◆ OBIETTIVI:
1. Elenca tutte le cime montuose nominate nel brano sulla Val di Scalve.
2. Traduci in inglese questa frase del brano sulla Val di Scalve: "Esperienze uniche e coinvolgenti accontentano chiunque percorra questa fantastica valle, ricca di opportunità sia in inverno che in estate."
3. Trascrivi fedelmente la parte del brano sulla Val di Scalve che comincia con "Vanta origini antichissime, dagli" e prosegue fino a "di questo luogo.".

◆ BRANO PROPOSTO:

Protetta dalla corona delle Orobie, la Val di Scalve riunisce nel suo territorio una varietà di contesti naturali incontaminati che la rendono il luogo ideale per la pratica di tutti gli sport di montagna, ma anche per esplorarne cultura e tradizioni immersi in un silenzio rigenerante. Esperienze uniche e coinvolgenti accontentano chiunque percorra questa fantastica valle, ricca di opportunità sia in inverno che in estate.

Val di Scalve, un luogo ricco di storia

Situata nella parte nord-orientale della provincia di Bergamo, e confinante con le province di Sondrio e Brescia, la Val di Scalve si estende per una larghezza di 19 km tra una cerchia di montagne prealpine, fra le cui cime spiccano il maestoso Massiccio della Presolana , il Pizzo Tornello, il Cimon della Bagozza e il Pizzo Camino.

Vanta origini antichissime, dagli antichi Romani era conosciuta come Vallis Decia, dal torrente che la solca, il Dezzo, che nella parlata locale viene chiamato ‘Decc’. Secondo alcuni storici, il nome ‘Scalve’ deriverebbe, invece, dal celtico Skalf, che significa ‘fessura’, una caratteristica riconducibile alla natura della valle che si presenta, a chi risale dalla Valle Camonica tramite il corso del torrente Dezzo, come un’angusta fessura tra i monti, ma c’è anche chi pensa che possa riferirsi all’attività di scavo delle numerose miniere che fin dai tempi remoti  ha caratterizzato la storia di questo luogo.

◆ DATI ESTRATTI:
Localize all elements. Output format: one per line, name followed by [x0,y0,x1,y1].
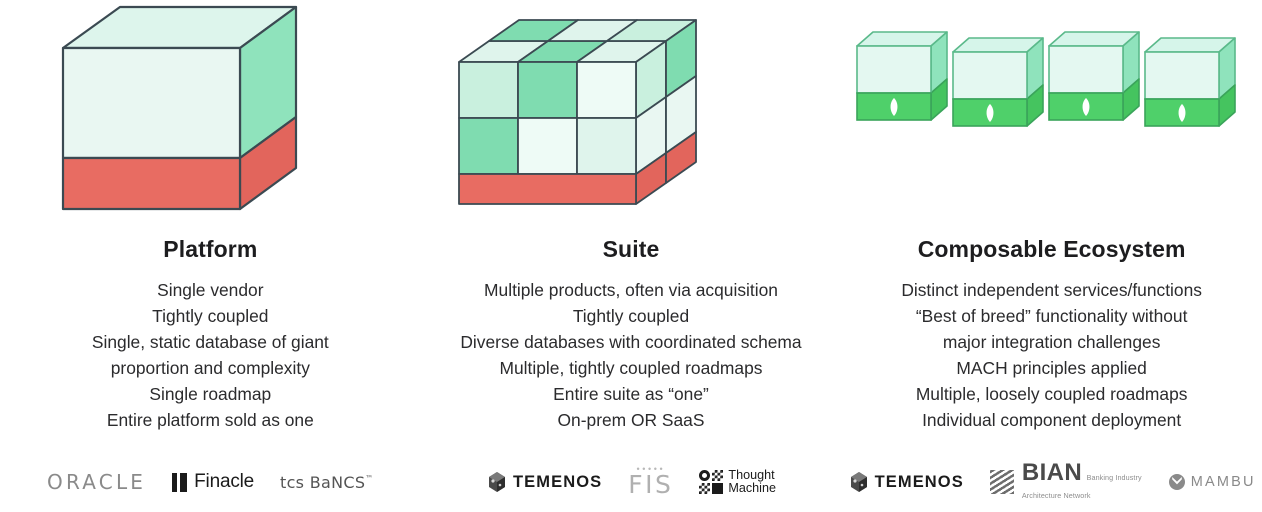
list-item: Single roadmap [149,384,272,405]
list-item: Individual component deployment [922,410,1182,431]
suite-logo-strip: TEMENOS ••••• FIS Thought Machine [421,460,842,504]
composable-feature-list: Distinct independent services/functions … [841,277,1262,434]
list-item: MACH principles applied [956,358,1147,379]
segmented-cube-icon [457,19,697,205]
list-item: Multiple, loosely coupled roadmaps [915,384,1188,405]
thought-machine-mark-icon [699,470,724,494]
list-item: major integration challenges [942,332,1161,353]
list-item: On-prem OR SaaS [557,410,705,431]
comparison-board: Platform Single vendor Tightly coupled S… [0,0,1262,512]
list-item: Tightly coupled [152,306,269,327]
tcs-bancs-text: tcs BaNCS [280,472,366,492]
temenos-wordmark: TEMENOS [874,472,964,491]
thought-machine-wordmark: Thought Machine [728,467,776,496]
fis-logo-stack: ••••• FIS [628,465,674,499]
four-separate-cubes-icon [856,31,1237,127]
tcs-bancs-wordmark: tcs BaNCS™ [280,472,374,493]
composable-cube [1048,31,1141,121]
tm-word-line1: Thought [728,467,775,482]
logo-oracle: ORACLE [47,470,146,494]
temenos-wordmark: TEMENOS [512,472,603,491]
logo-bian: BIAN Banking Industry Architecture Netwo… [989,461,1142,503]
tm-word-line2: Machine [728,481,776,495]
bian-bars-icon [989,470,1014,494]
logo-temenos: TEMENOS [848,471,964,493]
composable-heading: Composable Ecosystem [917,236,1186,262]
composable-cube [856,31,949,121]
bian-sub-line2: Architecture Network [1021,491,1091,500]
list-item: Entire suite as “one” [553,384,709,405]
suite-heading: Suite [602,236,660,262]
column-composable-ecosystem: Composable Ecosystem Distinct independen… [841,0,1262,512]
composable-graphic [841,0,1262,232]
platform-heading: Platform [163,236,258,262]
composable-cube [952,37,1045,127]
mambu-wordmark: MAMBU [1190,474,1256,490]
platform-feature-list: Single vendor Tightly coupled Single, st… [0,277,421,434]
tm-cell-checker [712,470,724,481]
logo-thought-machine: Thought Machine [699,467,776,496]
suite-feature-list: Multiple products, often via acquisition… [421,277,842,434]
logo-fis: ••••• FIS [628,465,674,499]
tm-cell-ring [699,470,711,481]
finacle-wordmark: Finacle [194,471,255,492]
list-item: Multiple products, often via acquisition [484,280,778,300]
list-item: Diverse databases with coordinated schem… [460,332,802,353]
list-item: Entire platform sold as one [106,410,314,431]
mambu-mark-icon [1168,474,1185,490]
composable-logo-strip: TEMENOS BIAN Banking Industry Architectu… [841,460,1262,504]
list-item: “Best of breed” functionality without [915,306,1188,327]
composable-cube [1144,37,1237,127]
logo-mambu: MAMBU [1168,473,1256,491]
temenos-cube-icon [850,472,867,492]
list-item: Single vendor [157,280,264,300]
list-item: Single, static database of giant [91,332,329,353]
logo-finacle: Finacle [172,471,254,493]
logo-tcs-bancs: tcs BaNCS™ [280,472,374,493]
list-item: Multiple, tightly coupled roadmaps [499,358,763,379]
suite-graphic [421,0,842,232]
tm-cell-checker [699,483,711,494]
trademark-symbol: ™ [365,473,374,483]
fis-wordmark: FIS [628,470,674,499]
finacle-mark-icon [172,472,188,492]
list-item: proportion and complexity [110,358,310,379]
list-item: Distinct independent services/functions [901,280,1202,300]
bian-wordmark: BIAN [1021,459,1083,486]
bian-text-stack: BIAN Banking Industry Architecture Netwo… [1022,461,1142,503]
temenos-cube-icon [488,472,505,492]
logo-temenos: TEMENOS [486,471,602,493]
monolith-cube-icon [61,5,298,211]
bian-sub-line1: Banking Industry [1086,473,1142,482]
column-suite: Suite Multiple products, often via acqui… [421,0,842,512]
oracle-wordmark: ORACLE [47,470,147,494]
list-item: Tightly coupled [572,306,690,327]
platform-graphic [0,0,421,232]
platform-logo-strip: ORACLE Finacle tcs BaNCS™ [0,460,421,504]
tm-cell-solid [712,483,724,494]
column-platform: Platform Single vendor Tightly coupled S… [0,0,421,512]
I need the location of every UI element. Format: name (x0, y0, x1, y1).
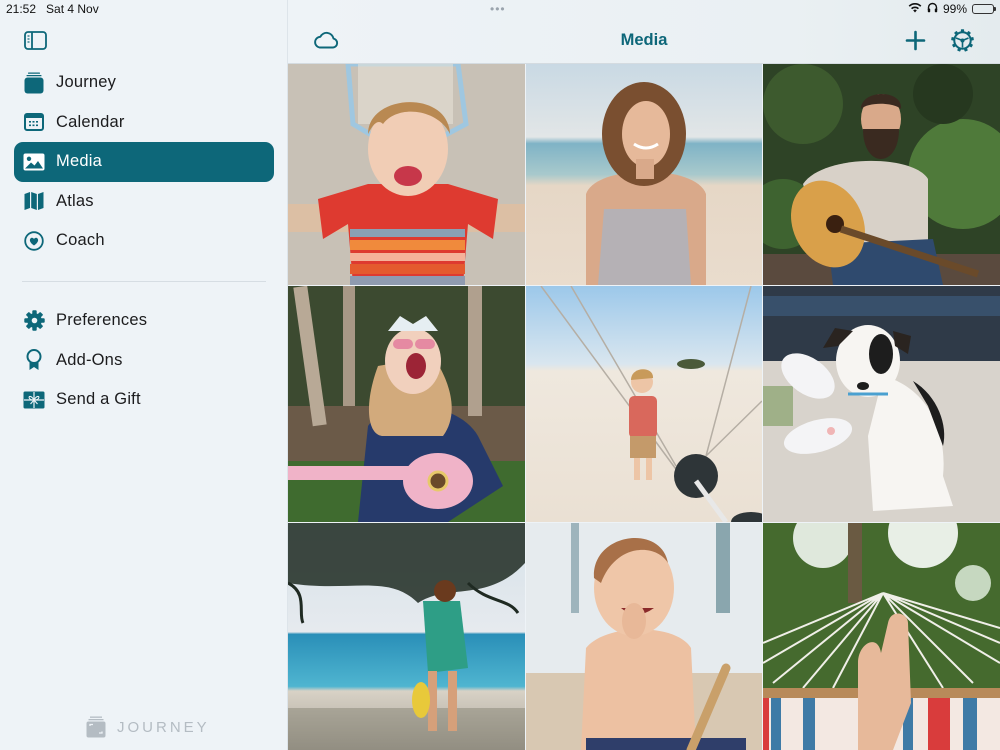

◆ INSIEME DELLE RISPOSTE:
1.
Massiccio della Presolana
Pizzo Tornello
Cimon della Bagozza
Pizzo Camino

2. Unique and engaging experiences satisfy anyone who travels through this fantastic valley, rich in opportunities both in winter and in summer.

3.
Vanta origini antichissime, dagli antichi Romani era conosciuta come Vallis Decia, dal torrente che la solca, il Dezzo, che nella parlata locale viene chiamato ‘Decc’. Secondo alcuni storici, il nome ‘Scalve’ deriverebbe, invece, dal celtico Skalf, che significa ‘fessura’, una caratteristica riconducibile alla natura della valle che si presenta, a chi risale dalla Valle Camonica tramite il corso del torrente Dezzo, come un’angusta fessura tra i monti, ma c’è anche chi pensa che possa riferirsi all’attività di scavo delle numerose miniere che fin dai tempi remoti  ha caratterizzato la storia di questo luogo.